Challenge ▸ Extract the complete data exactly as given.

* start Data provided *

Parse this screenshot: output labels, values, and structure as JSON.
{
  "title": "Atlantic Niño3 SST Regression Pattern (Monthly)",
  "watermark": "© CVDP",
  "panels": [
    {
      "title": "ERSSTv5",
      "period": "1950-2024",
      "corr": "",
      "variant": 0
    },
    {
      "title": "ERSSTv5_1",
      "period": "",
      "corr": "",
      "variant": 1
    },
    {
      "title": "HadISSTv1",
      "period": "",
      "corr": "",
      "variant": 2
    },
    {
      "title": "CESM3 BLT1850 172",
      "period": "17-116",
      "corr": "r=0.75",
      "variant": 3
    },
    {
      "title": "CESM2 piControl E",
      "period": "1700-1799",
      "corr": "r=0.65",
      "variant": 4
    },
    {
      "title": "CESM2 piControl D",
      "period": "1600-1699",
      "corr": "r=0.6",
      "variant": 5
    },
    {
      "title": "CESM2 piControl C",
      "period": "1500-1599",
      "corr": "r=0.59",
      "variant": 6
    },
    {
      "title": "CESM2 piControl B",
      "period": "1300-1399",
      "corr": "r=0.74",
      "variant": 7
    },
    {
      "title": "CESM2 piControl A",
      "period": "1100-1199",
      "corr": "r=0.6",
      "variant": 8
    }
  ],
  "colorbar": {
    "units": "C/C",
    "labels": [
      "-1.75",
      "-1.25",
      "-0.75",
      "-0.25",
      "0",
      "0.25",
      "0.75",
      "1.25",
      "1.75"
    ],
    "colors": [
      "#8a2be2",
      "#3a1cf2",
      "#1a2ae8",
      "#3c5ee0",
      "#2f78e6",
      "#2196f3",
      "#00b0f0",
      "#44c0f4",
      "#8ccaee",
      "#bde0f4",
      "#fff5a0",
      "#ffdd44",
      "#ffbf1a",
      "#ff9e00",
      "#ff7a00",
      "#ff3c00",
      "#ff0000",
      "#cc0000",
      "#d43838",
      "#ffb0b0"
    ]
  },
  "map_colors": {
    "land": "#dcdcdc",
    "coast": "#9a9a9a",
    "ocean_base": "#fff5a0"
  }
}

* end Data provided *

Correct response ▸
Parse this screenshot: output labels, values, and structure as JSON.
{
  "title": "Atlantic Niño3 SST Regression Pattern (Monthly)",
  "watermark": "© CVDP",
  "panels": [
    {
      "title": "ERSSTv5",
      "period": "1950-2024",
      "corr": "",
      "variant": 0
    },
    {
      "title": "ERSSTv5_1",
      "period": "",
      "corr": "",
      "variant": 1
    },
    {
      "title": "HadISSTv1",
      "period": "",
      "corr": "",
      "variant": 2
    },
    {
      "title": "CESM3 BLT1850 172",
      "period": "17-116",
      "corr": "r=0.75",
      "variant": 3
    },
    {
      "title": "CESM2 piControl E",
      "period": "1700-1799",
      "corr": "r=0.65",
      "variant": 4
    },
    {
      "title": "CESM2 piControl D",
      "period": "1600-1699",
      "corr": "r=0.6",
      "variant": 5
    },
    {
      "title": "CESM2 piControl C",
      "period": "1500-1599",
      "corr": "r=0.59",
      "variant": 6
    },
    {
      "title": "CESM2 piControl B",
      "period": "1300-1399",
      "corr": "r=0.74",
      "variant": 7
    },
    {
      "title": "CESM2 piControl A",
      "period": "1100-1199",
      "corr": "r=0.6",
      "variant": 8
    }
  ],
  "colorbar": {
    "units": "C/C",
    "labels": [
      "-1.75",
      "-1.25",
      "-0.75",
      "-0.25",
      "0",
      "0.25",
      "0.75",
      "1.25",
      "1.75"
    ],
    "colors": [
      "#8a2be2",
      "#3a1cf2",
      "#1a2ae8",
      "#3c5ee0",
      "#2f78e6",
      "#2196f3",
      "#00b0f0",
      "#44c0f4",
      "#8ccaee",
      "#bde0f4",
      "#fff5a0",
      "#ffdd44",
      "#ffbf1a",
      "#ff9e00",
      "#ff7a00",
      "#ff3c00",
      "#ff0000",
      "#cc0000",
      "#d43838",
      "#ffb0b0"
    ]
  },
  "map_colors": {
    "land": "#dcdcdc",
    "coast": "#9a9a9a",
    "ocean_base": "#fff5a0"
  }
}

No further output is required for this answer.